PROMPT ▸
Look through the entries below, please, and copy every line with the word "Geriatric".

THE RECORDS ▸
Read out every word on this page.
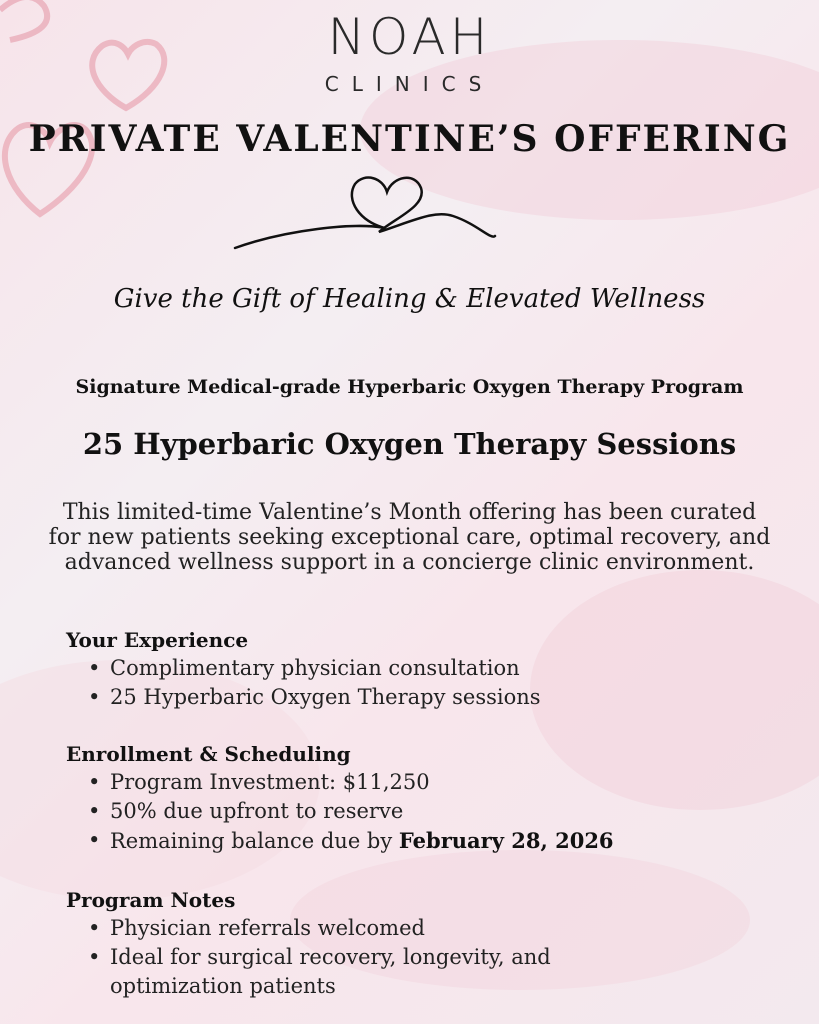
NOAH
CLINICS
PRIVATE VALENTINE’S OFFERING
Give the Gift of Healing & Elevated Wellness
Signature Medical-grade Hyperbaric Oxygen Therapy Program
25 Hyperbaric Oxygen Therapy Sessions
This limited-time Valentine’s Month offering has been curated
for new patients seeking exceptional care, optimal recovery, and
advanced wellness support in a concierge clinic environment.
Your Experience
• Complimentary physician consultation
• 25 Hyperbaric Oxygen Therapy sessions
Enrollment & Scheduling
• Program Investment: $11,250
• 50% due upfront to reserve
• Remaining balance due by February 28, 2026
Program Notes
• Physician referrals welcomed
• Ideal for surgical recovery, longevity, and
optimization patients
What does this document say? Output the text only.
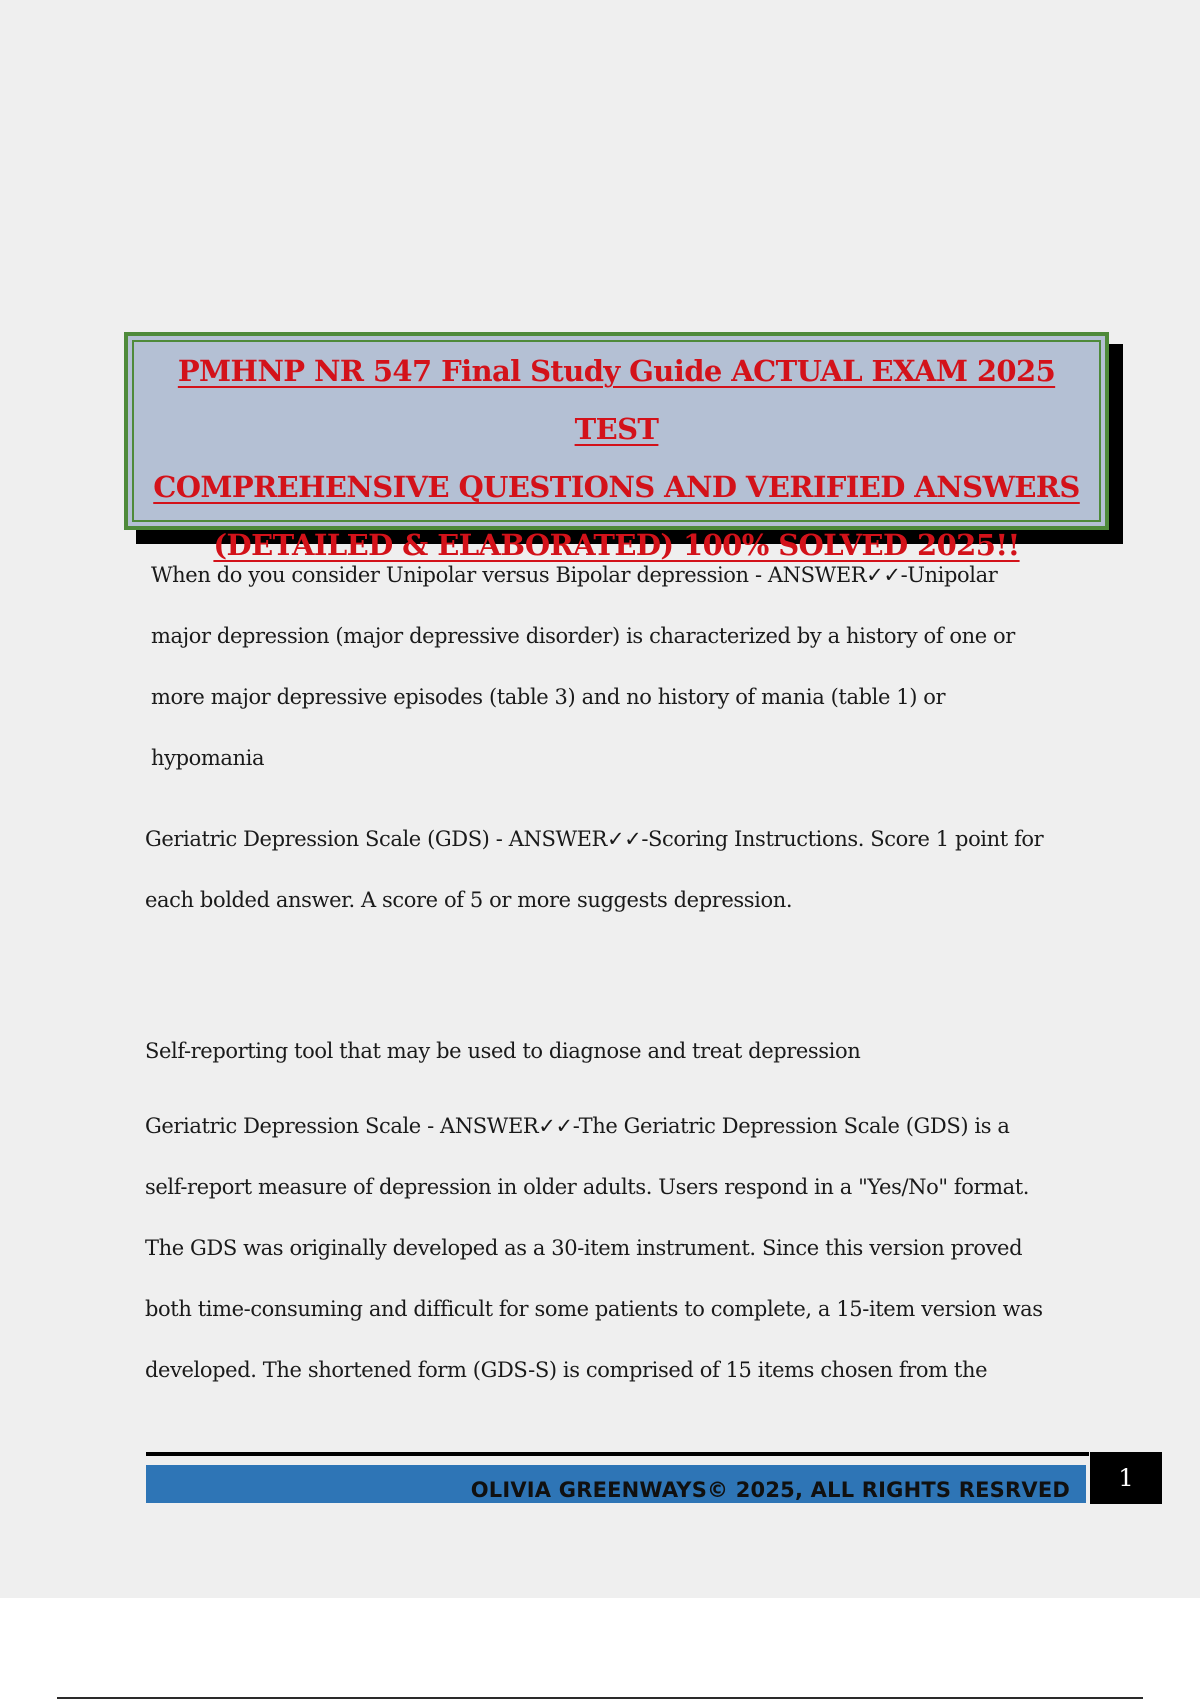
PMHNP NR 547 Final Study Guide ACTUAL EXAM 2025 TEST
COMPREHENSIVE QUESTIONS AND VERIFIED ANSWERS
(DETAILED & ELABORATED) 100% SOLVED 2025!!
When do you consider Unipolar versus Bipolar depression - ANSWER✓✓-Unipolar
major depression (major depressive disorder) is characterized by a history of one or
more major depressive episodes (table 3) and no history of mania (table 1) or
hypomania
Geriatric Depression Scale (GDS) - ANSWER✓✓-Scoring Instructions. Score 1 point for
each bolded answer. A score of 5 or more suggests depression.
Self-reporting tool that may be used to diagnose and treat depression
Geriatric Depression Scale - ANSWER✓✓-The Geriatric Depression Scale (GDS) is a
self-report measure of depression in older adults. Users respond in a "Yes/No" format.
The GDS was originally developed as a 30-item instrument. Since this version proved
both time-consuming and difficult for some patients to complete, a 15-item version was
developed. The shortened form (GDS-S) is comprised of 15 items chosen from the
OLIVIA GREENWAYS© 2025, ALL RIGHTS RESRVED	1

TASK OUTPUT ▸
Geriatric Depression Scale (GDS) - ANSWER✓✓-Scoring Instructions. Score 1 point for
Geriatric Depression Scale - ANSWER✓✓-The Geriatric Depression Scale (GDS) is a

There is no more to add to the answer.